Profiter du moindre râtelier est un peu le pain quotidien de l’étudiant en échange. Une conférence donnée par Michel Onfray à São Paulo ? Pour sustenter nos esprits malingres, tout ce qui nous tombe sous la dent est bon à prendre.

D. et moi nous faufilâmes donc mercredi soir dans le hall de la Sala São Paulo, ancienne gare ferroviaire réhabilitée en superbe salle de concert. Les places ayant été vendues en début d’année dans le cadre d’un programme de conférences pour plus de R$ 2 000, ce ne fut pas à la bilheteria que nous trouvâmes le laisser-passer tant désiré. Nous attendîmes au contraire les toutes dernières minutes précédant l’ouverture de la conférence pour nous assurer que les portes se fermaient derrière nous et nous entamâmes une tournée des entreprises partenaires de l’évènement pour trouver des invitations. Jamais n’eussions-nous pensé que la chose serait si aisée : au premier comptoir auquel nous nous présentâmes, on nous tendit avec un sourire radieux deux magnifiques billets. Tous émoustillés, nous nous dirigeâmes vers le balcon pour découvrir avec ravissement que nos sièges étaient les meilleurs que l’on pût souhaiter. Avec ces places de choix, tout concourait à nous faire passer deux agréables heures à écouter Michel Onfray déconstruire les mythes de Freud et de la psychanalyse avec une rigueur presqu’implacable. Je ne relaterai pas ici sa démonstration de pourquoi la psychanalyse est une philosophie et pas une science ni pourquoi Freud est un exécrable personnage (cette intervention était elle-même un amuse-bouche d’un cycle de cours d’une quarantaine d’heures proposé à l’université populaire de Caen) mais les intéressés peuvent demander à consulter mes notes. La séance fut, bien entendu, close sous les huées et les proférations d’insultes de spectateurs frustrés de n’avoir rien à redire au passage à tabac en règle du personnage de Freud auquel venait de se livrer M. Onfray avec brio.
************
**Objectifs**
a – Pour chacune des affirmations suivantes, dites par oui ou par non si elle correspond au récit de la conférence, et citez mot pour mot les mots du récit qui tranchent. (i) Les deux étudiants ont obtenu leur entrée à la billetterie. (ii) La Sala São Paulo était autrefois une gare. (iii) On leur a donné des billets dès le premier comptoir où ils se sont présentés.
b – Recopiez sans rien changer le passage du récit de la conférence qui va de « Profiter du moindre » jusqu'à « bon à prendre. » inclus.

**Lignes de données**
************
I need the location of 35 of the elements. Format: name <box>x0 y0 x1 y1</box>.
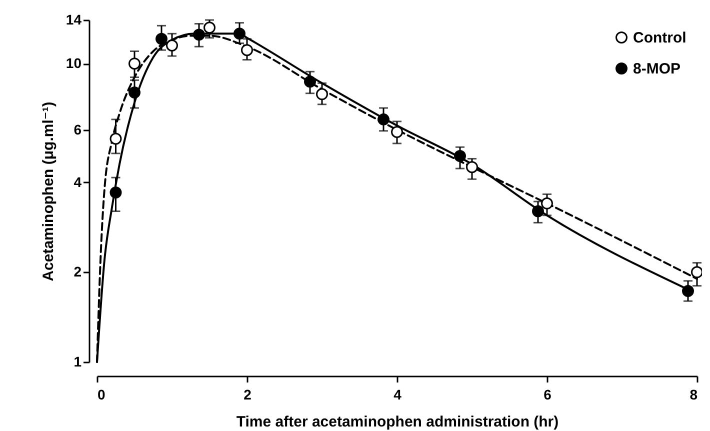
************
**Corrigé des exercices**
a –
(i) Non : « ce ne fut pas à la bilheteria que nous trouvâmes le laisser-passer tant désiré ».
(ii) Oui : « ancienne gare ferroviaire réhabilitée en superbe salle de concert ».
(iii) Oui : « au premier comptoir auquel nous nous présentâmes, on nous tendit avec un sourire radieux deux magnifiques billets ».

b –
Profiter du moindre râtelier est un peu le pain quotidien de l’étudiant en échange. Une conférence donnée par Michel Onfray à São Paulo ? Pour sustenter nos esprits malingres, tout ce qui nous tombe sous la dent est bon à prendre.